→ **Stated exercise**:
Render the lines below as a Markdown table with the columns "No." and "Line", giving each line its own row and omitting blank lines.

→ **Provided records**:
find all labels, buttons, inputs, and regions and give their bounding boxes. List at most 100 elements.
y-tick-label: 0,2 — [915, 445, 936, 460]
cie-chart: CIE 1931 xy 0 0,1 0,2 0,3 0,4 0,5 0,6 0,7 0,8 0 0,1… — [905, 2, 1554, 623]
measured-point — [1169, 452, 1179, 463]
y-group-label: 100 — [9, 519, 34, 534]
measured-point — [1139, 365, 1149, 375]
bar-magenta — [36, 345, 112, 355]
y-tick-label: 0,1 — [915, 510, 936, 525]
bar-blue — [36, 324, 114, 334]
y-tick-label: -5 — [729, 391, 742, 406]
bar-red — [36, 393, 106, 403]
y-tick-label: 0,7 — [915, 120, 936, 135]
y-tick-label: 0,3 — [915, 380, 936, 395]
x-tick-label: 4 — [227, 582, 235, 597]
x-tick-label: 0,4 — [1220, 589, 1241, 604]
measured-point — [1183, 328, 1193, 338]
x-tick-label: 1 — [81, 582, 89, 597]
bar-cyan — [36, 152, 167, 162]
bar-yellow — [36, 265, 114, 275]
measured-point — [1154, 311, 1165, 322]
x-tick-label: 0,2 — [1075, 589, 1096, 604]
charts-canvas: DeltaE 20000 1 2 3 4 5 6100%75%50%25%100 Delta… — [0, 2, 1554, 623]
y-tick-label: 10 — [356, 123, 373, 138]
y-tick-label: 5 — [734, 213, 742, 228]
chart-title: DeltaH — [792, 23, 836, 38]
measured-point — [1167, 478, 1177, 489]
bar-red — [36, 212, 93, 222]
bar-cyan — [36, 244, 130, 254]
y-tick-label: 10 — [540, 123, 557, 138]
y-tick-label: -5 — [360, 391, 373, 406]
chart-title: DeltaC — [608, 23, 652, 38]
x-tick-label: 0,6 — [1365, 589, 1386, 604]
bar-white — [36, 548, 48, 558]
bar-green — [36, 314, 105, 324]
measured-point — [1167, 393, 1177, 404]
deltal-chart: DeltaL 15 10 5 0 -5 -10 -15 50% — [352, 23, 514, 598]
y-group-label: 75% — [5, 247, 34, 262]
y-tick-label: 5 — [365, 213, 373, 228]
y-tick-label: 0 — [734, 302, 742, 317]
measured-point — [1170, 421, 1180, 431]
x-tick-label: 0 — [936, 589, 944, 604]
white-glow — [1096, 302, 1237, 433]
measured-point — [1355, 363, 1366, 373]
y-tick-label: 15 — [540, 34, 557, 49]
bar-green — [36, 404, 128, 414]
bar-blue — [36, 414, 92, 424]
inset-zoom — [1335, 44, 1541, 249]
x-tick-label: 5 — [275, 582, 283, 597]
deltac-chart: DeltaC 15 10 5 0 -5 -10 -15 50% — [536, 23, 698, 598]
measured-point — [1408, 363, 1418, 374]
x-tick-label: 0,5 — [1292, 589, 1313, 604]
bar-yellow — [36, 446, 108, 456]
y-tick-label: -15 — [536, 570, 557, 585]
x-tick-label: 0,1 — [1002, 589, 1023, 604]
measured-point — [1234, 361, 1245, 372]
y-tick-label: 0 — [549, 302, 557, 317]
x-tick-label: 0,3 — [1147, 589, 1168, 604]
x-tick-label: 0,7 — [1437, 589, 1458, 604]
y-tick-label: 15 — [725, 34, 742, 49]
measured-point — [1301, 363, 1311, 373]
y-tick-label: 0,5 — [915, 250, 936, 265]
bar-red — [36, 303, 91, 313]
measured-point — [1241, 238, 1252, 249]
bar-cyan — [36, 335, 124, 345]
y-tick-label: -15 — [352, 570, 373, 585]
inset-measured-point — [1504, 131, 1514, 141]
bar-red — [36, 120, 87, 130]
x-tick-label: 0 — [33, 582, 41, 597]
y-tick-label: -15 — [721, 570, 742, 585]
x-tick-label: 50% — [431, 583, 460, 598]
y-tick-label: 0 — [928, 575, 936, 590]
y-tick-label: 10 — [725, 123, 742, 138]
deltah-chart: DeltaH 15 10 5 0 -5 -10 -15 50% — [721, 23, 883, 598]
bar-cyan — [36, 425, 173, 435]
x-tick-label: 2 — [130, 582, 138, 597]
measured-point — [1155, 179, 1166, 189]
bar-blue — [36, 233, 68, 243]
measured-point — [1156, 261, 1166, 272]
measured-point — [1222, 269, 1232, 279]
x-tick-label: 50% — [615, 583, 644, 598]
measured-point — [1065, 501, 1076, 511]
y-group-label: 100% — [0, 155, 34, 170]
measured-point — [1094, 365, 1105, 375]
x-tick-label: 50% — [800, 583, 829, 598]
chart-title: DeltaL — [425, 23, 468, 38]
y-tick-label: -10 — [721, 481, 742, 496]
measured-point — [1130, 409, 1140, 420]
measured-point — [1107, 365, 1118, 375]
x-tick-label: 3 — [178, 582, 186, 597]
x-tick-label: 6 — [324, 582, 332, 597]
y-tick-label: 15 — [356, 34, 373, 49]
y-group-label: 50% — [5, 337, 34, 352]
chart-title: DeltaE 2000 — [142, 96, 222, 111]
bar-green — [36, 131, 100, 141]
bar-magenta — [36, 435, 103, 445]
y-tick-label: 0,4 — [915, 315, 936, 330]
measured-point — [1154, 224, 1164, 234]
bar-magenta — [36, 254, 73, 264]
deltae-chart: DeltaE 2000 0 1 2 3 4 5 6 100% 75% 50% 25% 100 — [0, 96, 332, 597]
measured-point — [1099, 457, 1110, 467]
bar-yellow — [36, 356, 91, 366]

→ **Solution to this exercise**:
| No. | Line |
|---|---|
| 1 | find all labels, buttons, inputs, and regions and give their bounding boxes. List at most 100 elements. |
| 2 | y-tick-label: 0,2 — [915, 445, 936, 460] |
| 3 | cie-chart: CIE 1931 xy 0 0,1 0,2 0,3 0,4 0,5 0,6 0,7 0,8 0 0,1… — [905, 2, 1554, 623] |
| 4 | measured-point — [1169, 452, 1179, 463] |
| 5 | y-group-label: 100 — [9, 519, 34, 534] |
| 6 | measured-point — [1139, 365, 1149, 375] |
| 7 | bar-magenta — [36, 345, 112, 355] |
| 8 | y-tick-label: 0,1 — [915, 510, 936, 525] |
| 9 | bar-blue — [36, 324, 114, 334] |
| 10 | y-tick-label: -5 — [729, 391, 742, 406] |
| 11 | bar-red — [36, 393, 106, 403] |
| 12 | y-tick-label: 0,7 — [915, 120, 936, 135] |
| 13 | y-tick-label: 0,3 — [915, 380, 936, 395] |
| 14 | x-tick-label: 4 — [227, 582, 235, 597] |
| 15 | x-tick-label: 0,4 — [1220, 589, 1241, 604] |
| 16 | measured-point — [1183, 328, 1193, 338] |
| 17 | x-tick-label: 1 — [81, 582, 89, 597] |
| 18 | bar-cyan — [36, 152, 167, 162] |
| 19 | bar-yellow — [36, 265, 114, 275] |
| 20 | measured-point — [1154, 311, 1165, 322] |
| 21 | x-tick-label: 0,2 — [1075, 589, 1096, 604] |
| 22 | charts-canvas: DeltaE 20000 1 2 3 4 5 6100%75%50%25%100 Delta… — [0, 2, 1554, 623] |
| 23 | y-tick-label: 10 — [356, 123, 373, 138] |
| 24 | y-tick-label: 5 — [734, 213, 742, 228] |
| 25 | chart-title: DeltaH — [792, 23, 836, 38] |
| 26 | measured-point — [1167, 478, 1177, 489] |
| 27 | bar-red — [36, 212, 93, 222] |
| 28 | bar-cyan — [36, 244, 130, 254] |
| 29 | y-tick-label: 10 — [540, 123, 557, 138] |
| 30 | y-tick-label: -5 — [360, 391, 373, 406] |
| 31 | chart-title: DeltaC — [608, 23, 652, 38] |
| 32 | x-tick-label: 0,6 — [1365, 589, 1386, 604] |
| 33 | bar-white — [36, 548, 48, 558] |
| 34 | bar-green — [36, 314, 105, 324] |
| 35 | measured-point — [1167, 393, 1177, 404] |
| 36 | deltal-chart: DeltaL 15 10 5 0 -5 -10 -15 50% — [352, 23, 514, 598] |
| 37 | y-group-label: 75% — [5, 247, 34, 262] |
| 38 | y-tick-label: 5 — [365, 213, 373, 228] |
| 39 | y-tick-label: 0 — [734, 302, 742, 317] |
| 40 | measured-point — [1170, 421, 1180, 431] |
| 41 | x-tick-label: 0 — [936, 589, 944, 604] |
| 42 | white-glow — [1096, 302, 1237, 433] |
| 43 | measured-point — [1355, 363, 1366, 373] |
| 44 | y-tick-label: 15 — [540, 34, 557, 49] |
| 45 | bar-green — [36, 404, 128, 414] |
| 46 | bar-blue — [36, 414, 92, 424] |
| 47 | inset-zoom — [1335, 44, 1541, 249] |
| 48 | x-tick-label: 5 — [275, 582, 283, 597] |
| 49 | deltac-chart: DeltaC 15 10 5 0 -5 -10 -15 50% — [536, 23, 698, 598] |
| 50 | measured-point — [1408, 363, 1418, 374] |
| 51 | x-tick-label: 0,5 — [1292, 589, 1313, 604] |
| 52 | bar-yellow — [36, 446, 108, 456] |
| 53 | y-tick-label: -15 — [536, 570, 557, 585] |
| 54 | x-tick-label: 0,1 — [1002, 589, 1023, 604] |
| 55 | measured-point — [1234, 361, 1245, 372] |
| 56 | y-tick-label: 0 — [549, 302, 557, 317] |
| 57 | x-tick-label: 0,3 — [1147, 589, 1168, 604] |
| 58 | x-tick-label: 0,7 — [1437, 589, 1458, 604] |
| 59 | y-tick-label: 15 — [725, 34, 742, 49] |
| 60 | measured-point — [1301, 363, 1311, 373] |
| 61 | y-tick-label: 0,5 — [915, 250, 936, 265] |
| 62 | bar-red — [36, 303, 91, 313] |
| 63 | measured-point — [1241, 238, 1252, 249] |
| 64 | bar-cyan — [36, 335, 124, 345] |
| 65 | y-tick-label: -15 — [352, 570, 373, 585] |
| 66 | inset-measured-point — [1504, 131, 1514, 141] |
| 67 | bar-red — [36, 120, 87, 130] |
| 68 | x-tick-label: 0 — [33, 582, 41, 597] |
| 69 | y-tick-label: -15 — [721, 570, 742, 585] |
| 70 | x-tick-label: 50% — [431, 583, 460, 598] |
| 71 | y-tick-label: 0 — [928, 575, 936, 590] |
| 72 | y-tick-label: 10 — [725, 123, 742, 138] |
| 73 | deltah-chart: DeltaH 15 10 5 0 -5 -10 -15 50% — [721, 23, 883, 598] |
| 74 | bar-cyan — [36, 425, 173, 435] |
| 75 | x-tick-label: 2 — [130, 582, 138, 597] |
| 76 | measured-point — [1155, 179, 1166, 189] |
| 77 | bar-blue — [36, 233, 68, 243] |
| 78 | measured-point — [1156, 261, 1166, 272] |
| 79 | measured-point — [1222, 269, 1232, 279] |
| 80 | x-tick-label: 50% — [615, 583, 644, 598] |
| 81 | measured-point — [1065, 501, 1076, 511] |
| 82 | y-group-label: 100% — [0, 155, 34, 170] |
| 83 | measured-point — [1094, 365, 1105, 375] |
| 84 | x-tick-label: 50% — [800, 583, 829, 598] |
| 85 | chart-title: DeltaL — [425, 23, 468, 38] |
| 86 | y-tick-label: -10 — [721, 481, 742, 496] |
| 87 | measured-point — [1130, 409, 1140, 420] |
| 88 | measured-point — [1107, 365, 1118, 375] |
| 89 | x-tick-label: 3 — [178, 582, 186, 597] |
| 90 | x-tick-label: 6 — [324, 582, 332, 597] |
| 91 | y-tick-label: 15 — [356, 34, 373, 49] |
| 92 | y-group-label: 50% — [5, 337, 34, 352] |
| 93 | chart-title: DeltaE 2000 — [142, 96, 222, 111] |
| 94 | bar-green — [36, 131, 100, 141] |
| 95 | bar-magenta — [36, 435, 103, 445] |
| 96 | y-tick-label: 0,4 — [915, 315, 936, 330] |
| 97 | measured-point — [1154, 224, 1164, 234] |
| 98 | bar-magenta — [36, 254, 73, 264] |
| 99 | deltae-chart: DeltaE 2000 0 1 2 3 4 5 6 100% 75% 50% 25% 100 — [0, 96, 332, 597] |
| 100 | measured-point — [1099, 457, 1110, 467] |
| 101 | bar-yellow — [36, 356, 91, 366] |